▶ What is required
Print all the data, keeping every line exactly as it is.

▶ Rows

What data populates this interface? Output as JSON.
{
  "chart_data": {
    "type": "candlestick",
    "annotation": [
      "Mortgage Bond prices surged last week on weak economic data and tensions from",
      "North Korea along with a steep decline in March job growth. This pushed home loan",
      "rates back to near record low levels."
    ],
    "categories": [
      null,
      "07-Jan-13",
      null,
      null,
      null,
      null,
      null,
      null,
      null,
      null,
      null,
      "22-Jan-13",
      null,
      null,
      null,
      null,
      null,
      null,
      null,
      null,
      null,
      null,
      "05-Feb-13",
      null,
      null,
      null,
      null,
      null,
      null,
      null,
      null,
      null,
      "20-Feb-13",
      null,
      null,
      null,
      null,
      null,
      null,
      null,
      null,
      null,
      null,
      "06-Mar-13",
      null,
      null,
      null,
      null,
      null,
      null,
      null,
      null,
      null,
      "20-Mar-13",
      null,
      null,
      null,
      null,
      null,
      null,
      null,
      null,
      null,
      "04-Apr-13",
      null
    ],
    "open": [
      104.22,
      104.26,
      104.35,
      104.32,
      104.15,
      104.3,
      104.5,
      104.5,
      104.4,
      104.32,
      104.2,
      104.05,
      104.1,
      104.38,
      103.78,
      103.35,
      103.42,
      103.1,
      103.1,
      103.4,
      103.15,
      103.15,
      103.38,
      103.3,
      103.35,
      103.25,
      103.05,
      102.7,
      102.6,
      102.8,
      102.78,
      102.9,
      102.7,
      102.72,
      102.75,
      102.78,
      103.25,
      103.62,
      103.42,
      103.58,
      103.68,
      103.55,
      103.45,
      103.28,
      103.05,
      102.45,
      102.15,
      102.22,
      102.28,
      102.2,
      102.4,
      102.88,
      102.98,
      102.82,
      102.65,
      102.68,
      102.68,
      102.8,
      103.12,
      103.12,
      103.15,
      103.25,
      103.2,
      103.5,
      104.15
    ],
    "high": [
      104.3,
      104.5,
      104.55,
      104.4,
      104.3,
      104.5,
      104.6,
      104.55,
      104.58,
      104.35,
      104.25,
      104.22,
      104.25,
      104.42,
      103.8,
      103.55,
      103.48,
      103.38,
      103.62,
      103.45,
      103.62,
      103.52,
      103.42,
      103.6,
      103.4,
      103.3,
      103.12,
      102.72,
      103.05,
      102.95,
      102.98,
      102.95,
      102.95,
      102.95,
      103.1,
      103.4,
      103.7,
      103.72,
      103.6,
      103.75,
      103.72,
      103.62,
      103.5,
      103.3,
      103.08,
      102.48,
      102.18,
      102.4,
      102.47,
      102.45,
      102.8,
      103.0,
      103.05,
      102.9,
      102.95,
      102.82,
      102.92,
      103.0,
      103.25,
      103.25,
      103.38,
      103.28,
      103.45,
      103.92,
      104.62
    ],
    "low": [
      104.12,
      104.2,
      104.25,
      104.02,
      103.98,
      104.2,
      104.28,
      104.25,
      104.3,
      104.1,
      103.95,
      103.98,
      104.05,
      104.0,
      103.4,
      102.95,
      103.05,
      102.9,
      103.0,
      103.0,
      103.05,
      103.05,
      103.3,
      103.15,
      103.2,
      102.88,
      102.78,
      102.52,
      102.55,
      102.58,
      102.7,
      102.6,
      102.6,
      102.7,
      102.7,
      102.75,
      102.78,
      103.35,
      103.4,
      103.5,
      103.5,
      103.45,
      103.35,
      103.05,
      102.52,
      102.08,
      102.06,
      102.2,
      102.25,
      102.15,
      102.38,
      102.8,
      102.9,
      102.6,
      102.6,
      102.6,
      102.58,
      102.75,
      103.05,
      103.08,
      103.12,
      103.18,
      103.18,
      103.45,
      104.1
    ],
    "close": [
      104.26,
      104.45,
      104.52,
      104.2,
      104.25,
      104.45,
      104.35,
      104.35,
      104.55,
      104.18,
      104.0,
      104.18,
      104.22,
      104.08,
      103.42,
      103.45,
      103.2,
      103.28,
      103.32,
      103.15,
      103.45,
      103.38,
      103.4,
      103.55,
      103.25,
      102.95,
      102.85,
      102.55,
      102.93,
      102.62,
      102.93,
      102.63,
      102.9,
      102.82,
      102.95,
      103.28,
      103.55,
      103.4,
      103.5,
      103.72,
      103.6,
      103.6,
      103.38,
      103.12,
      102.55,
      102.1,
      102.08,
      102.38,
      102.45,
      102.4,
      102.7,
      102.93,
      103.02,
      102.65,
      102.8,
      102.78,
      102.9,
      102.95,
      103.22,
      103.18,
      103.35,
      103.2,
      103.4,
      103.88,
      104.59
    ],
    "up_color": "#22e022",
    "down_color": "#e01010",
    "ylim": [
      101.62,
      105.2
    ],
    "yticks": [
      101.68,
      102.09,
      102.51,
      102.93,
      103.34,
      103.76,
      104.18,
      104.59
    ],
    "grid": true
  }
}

▶ Response to this exercise
What data populates this interface? Output as JSON.
{
  "chart_data": {
    "type": "candlestick",
    "annotation": [
      "Mortgage Bond prices surged last week on weak economic data and tensions from",
      "North Korea along with a steep decline in March job growth. This pushed home loan",
      "rates back to near record low levels."
    ],
    "categories": [
      null,
      "07-Jan-13",
      null,
      null,
      null,
      null,
      null,
      null,
      null,
      null,
      null,
      "22-Jan-13",
      null,
      null,
      null,
      null,
      null,
      null,
      null,
      null,
      null,
      null,
      "05-Feb-13",
      null,
      null,
      null,
      null,
      null,
      null,
      null,
      null,
      null,
      "20-Feb-13",
      null,
      null,
      null,
      null,
      null,
      null,
      null,
      null,
      null,
      null,
      "06-Mar-13",
      null,
      null,
      null,
      null,
      null,
      null,
      null,
      null,
      null,
      "20-Mar-13",
      null,
      null,
      null,
      null,
      null,
      null,
      null,
      null,
      null,
      "04-Apr-13",
      null
    ],
    "open": [
      104.22,
      104.26,
      104.35,
      104.32,
      104.15,
      104.3,
      104.5,
      104.5,
      104.4,
      104.32,
      104.2,
      104.05,
      104.1,
      104.38,
      103.78,
      103.35,
      103.42,
      103.1,
      103.1,
      103.4,
      103.15,
      103.15,
      103.38,
      103.3,
      103.35,
      103.25,
      103.05,
      102.7,
      102.6,
      102.8,
      102.78,
      102.9,
      102.7,
      102.72,
      102.75,
      102.78,
      103.25,
      103.62,
      103.42,
      103.58,
      103.68,
      103.55,
      103.45,
      103.28,
      103.05,
      102.45,
      102.15,
      102.22,
      102.28,
      102.2,
      102.4,
      102.88,
      102.98,
      102.82,
      102.65,
      102.68,
      102.68,
      102.8,
      103.12,
      103.12,
      103.15,
      103.25,
      103.2,
      103.5,
      104.15
    ],
    "high": [
      104.3,
      104.5,
      104.55,
      104.4,
      104.3,
      104.5,
      104.6,
      104.55,
      104.58,
      104.35,
      104.25,
      104.22,
      104.25,
      104.42,
      103.8,
      103.55,
      103.48,
      103.38,
      103.62,
      103.45,
      103.62,
      103.52,
      103.42,
      103.6,
      103.4,
      103.3,
      103.12,
      102.72,
      103.05,
      102.95,
      102.98,
      102.95,
      102.95,
      102.95,
      103.1,
      103.4,
      103.7,
      103.72,
      103.6,
      103.75,
      103.72,
      103.62,
      103.5,
      103.3,
      103.08,
      102.48,
      102.18,
      102.4,
      102.47,
      102.45,
      102.8,
      103.0,
      103.05,
      102.9,
      102.95,
      102.82,
      102.92,
      103.0,
      103.25,
      103.25,
      103.38,
      103.28,
      103.45,
      103.92,
      104.62
    ],
    "low": [
      104.12,
      104.2,
      104.25,
      104.02,
      103.98,
      104.2,
      104.28,
      104.25,
      104.3,
      104.1,
      103.95,
      103.98,
      104.05,
      104.0,
      103.4,
      102.95,
      103.05,
      102.9,
      103.0,
      103.0,
      103.05,
      103.05,
      103.3,
      103.15,
      103.2,
      102.88,
      102.78,
      102.52,
      102.55,
      102.58,
      102.7,
      102.6,
      102.6,
      102.7,
      102.7,
      102.75,
      102.78,
      103.35,
      103.4,
      103.5,
      103.5,
      103.45,
      103.35,
      103.05,
      102.52,
      102.08,
      102.06,
      102.2,
      102.25,
      102.15,
      102.38,
      102.8,
      102.9,
      102.6,
      102.6,
      102.6,
      102.58,
      102.75,
      103.05,
      103.08,
      103.12,
      103.18,
      103.18,
      103.45,
      104.1
    ],
    "close": [
      104.26,
      104.45,
      104.52,
      104.2,
      104.25,
      104.45,
      104.35,
      104.35,
      104.55,
      104.18,
      104.0,
      104.18,
      104.22,
      104.08,
      103.42,
      103.45,
      103.2,
      103.28,
      103.32,
      103.15,
      103.45,
      103.38,
      103.4,
      103.55,
      103.25,
      102.95,
      102.85,
      102.55,
      102.93,
      102.62,
      102.93,
      102.63,
      102.9,
      102.82,
      102.95,
      103.28,
      103.55,
      103.4,
      103.5,
      103.72,
      103.6,
      103.6,
      103.38,
      103.12,
      102.55,
      102.1,
      102.08,
      102.38,
      102.45,
      102.4,
      102.7,
      102.93,
      103.02,
      102.65,
      102.8,
      102.78,
      102.9,
      102.95,
      103.22,
      103.18,
      103.35,
      103.2,
      103.4,
      103.88,
      104.59
    ],
    "up_color": "#22e022",
    "down_color": "#e01010",
    "ylim": [
      101.62,
      105.2
    ],
    "yticks": [
      101.68,
      102.09,
      102.51,
      102.93,
      103.34,
      103.76,
      104.18,
      104.59
    ],
    "grid": true
  }
}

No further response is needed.